▸ SUPPLIED DATA:
········
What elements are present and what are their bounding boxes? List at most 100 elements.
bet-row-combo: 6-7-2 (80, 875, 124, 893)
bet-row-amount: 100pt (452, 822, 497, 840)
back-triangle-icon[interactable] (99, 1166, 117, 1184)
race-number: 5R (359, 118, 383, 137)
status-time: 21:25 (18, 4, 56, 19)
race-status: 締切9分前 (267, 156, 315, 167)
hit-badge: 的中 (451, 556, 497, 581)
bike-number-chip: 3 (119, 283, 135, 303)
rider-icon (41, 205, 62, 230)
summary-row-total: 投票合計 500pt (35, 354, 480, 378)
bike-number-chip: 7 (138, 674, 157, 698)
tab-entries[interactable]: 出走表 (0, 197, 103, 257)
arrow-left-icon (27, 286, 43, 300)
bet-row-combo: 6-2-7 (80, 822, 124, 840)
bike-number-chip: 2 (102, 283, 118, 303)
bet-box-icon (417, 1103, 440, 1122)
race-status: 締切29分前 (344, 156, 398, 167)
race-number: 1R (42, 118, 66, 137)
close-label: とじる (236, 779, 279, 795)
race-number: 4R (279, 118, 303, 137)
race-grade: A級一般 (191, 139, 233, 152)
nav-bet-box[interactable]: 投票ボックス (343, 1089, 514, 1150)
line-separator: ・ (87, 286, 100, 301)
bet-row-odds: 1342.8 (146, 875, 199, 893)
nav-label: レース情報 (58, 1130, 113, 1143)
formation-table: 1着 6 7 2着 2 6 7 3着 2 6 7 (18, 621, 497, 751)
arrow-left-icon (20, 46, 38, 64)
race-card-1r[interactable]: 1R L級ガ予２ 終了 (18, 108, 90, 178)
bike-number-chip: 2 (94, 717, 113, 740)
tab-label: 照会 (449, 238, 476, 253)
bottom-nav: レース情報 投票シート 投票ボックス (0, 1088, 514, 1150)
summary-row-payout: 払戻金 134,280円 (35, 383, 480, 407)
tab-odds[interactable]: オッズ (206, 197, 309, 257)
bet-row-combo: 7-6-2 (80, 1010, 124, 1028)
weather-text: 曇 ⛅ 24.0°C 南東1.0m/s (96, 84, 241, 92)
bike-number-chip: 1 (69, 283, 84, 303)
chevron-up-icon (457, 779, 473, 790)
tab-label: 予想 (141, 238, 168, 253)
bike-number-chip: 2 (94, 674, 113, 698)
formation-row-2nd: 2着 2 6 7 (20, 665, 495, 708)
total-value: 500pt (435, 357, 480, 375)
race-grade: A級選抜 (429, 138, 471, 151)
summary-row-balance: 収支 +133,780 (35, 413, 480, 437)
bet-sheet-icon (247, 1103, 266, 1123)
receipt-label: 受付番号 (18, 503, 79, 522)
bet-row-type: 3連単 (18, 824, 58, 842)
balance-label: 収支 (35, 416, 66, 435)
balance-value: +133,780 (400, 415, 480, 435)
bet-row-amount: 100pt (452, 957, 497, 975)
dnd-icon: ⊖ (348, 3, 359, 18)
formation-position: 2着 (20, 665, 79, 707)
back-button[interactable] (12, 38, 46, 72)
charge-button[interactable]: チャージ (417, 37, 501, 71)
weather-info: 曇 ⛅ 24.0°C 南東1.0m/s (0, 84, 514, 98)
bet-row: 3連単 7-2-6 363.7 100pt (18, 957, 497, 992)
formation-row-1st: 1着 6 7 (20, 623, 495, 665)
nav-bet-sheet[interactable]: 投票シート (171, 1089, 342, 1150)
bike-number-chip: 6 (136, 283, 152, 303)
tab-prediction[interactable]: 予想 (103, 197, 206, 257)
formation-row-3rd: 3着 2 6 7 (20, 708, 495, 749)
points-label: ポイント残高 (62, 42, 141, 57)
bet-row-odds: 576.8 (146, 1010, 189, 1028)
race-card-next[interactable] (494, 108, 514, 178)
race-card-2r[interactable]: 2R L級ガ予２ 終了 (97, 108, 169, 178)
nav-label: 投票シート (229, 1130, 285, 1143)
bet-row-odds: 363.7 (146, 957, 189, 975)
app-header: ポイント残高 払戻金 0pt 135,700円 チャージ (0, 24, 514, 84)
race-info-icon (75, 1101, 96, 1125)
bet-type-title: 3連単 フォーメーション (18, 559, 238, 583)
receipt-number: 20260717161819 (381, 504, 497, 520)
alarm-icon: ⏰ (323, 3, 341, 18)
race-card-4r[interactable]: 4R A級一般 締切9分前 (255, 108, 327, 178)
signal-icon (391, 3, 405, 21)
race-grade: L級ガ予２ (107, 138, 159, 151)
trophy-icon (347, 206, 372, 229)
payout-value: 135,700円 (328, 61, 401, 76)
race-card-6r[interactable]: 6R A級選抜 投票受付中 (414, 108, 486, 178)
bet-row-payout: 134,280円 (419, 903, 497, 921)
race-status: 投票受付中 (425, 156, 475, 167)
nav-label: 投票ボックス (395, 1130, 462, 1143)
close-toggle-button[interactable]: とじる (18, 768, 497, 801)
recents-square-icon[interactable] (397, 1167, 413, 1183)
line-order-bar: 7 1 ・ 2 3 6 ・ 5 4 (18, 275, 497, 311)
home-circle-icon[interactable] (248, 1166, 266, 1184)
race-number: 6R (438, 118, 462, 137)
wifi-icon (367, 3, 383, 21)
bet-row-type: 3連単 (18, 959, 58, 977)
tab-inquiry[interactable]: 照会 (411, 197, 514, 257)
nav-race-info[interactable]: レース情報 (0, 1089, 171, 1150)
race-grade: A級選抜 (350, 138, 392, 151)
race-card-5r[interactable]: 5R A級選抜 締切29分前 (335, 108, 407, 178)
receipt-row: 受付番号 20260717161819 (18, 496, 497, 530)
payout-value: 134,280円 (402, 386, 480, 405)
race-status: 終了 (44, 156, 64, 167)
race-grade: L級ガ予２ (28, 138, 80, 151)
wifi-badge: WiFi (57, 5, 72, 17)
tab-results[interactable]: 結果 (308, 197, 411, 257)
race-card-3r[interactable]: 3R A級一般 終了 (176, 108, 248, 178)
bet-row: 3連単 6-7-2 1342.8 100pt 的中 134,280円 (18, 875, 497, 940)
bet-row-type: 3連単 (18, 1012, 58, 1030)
········
Reproduce the material verbatim from its first line through the line that contains "bottom-nav: レース情報 投票シート", and include that final line.

▸ SOLUTION TO THE EXERCISE:
What elements are present and what are their bounding boxes? List at most 100 elements.
bet-row-combo: 6-7-2 (80, 875, 124, 893)
bet-row-amount: 100pt (452, 822, 497, 840)
back-triangle-icon[interactable] (99, 1166, 117, 1184)
race-number: 5R (359, 118, 383, 137)
status-time: 21:25 (18, 4, 56, 19)
race-status: 締切9分前 (267, 156, 315, 167)
hit-badge: 的中 (451, 556, 497, 581)
bike-number-chip: 3 (119, 283, 135, 303)
rider-icon (41, 205, 62, 230)
summary-row-total: 投票合計 500pt (35, 354, 480, 378)
bike-number-chip: 7 (138, 674, 157, 698)
tab-entries[interactable]: 出走表 (0, 197, 103, 257)
arrow-left-icon (27, 286, 43, 300)
bet-row-combo: 6-2-7 (80, 822, 124, 840)
bike-number-chip: 2 (102, 283, 118, 303)
bet-box-icon (417, 1103, 440, 1122)
race-status: 締切29分前 (344, 156, 398, 167)
race-number: 1R (42, 118, 66, 137)
close-label: とじる (236, 779, 279, 795)
race-number: 4R (279, 118, 303, 137)
race-grade: A級一般 (191, 139, 233, 152)
nav-bet-box[interactable]: 投票ボックス (343, 1089, 514, 1150)
line-separator: ・ (87, 286, 100, 301)
bet-row-odds: 1342.8 (146, 875, 199, 893)
nav-label: レース情報 (58, 1130, 113, 1143)
formation-table: 1着 6 7 2着 2 6 7 3着 2 6 7 (18, 621, 497, 751)
arrow-left-icon (20, 46, 38, 64)
race-card-1r[interactable]: 1R L級ガ予２ 終了 (18, 108, 90, 178)
bike-number-chip: 2 (94, 717, 113, 740)
tab-label: 照会 (449, 238, 476, 253)
bottom-nav: レース情報 投票シート 投票ボックス (0, 1088, 514, 1150)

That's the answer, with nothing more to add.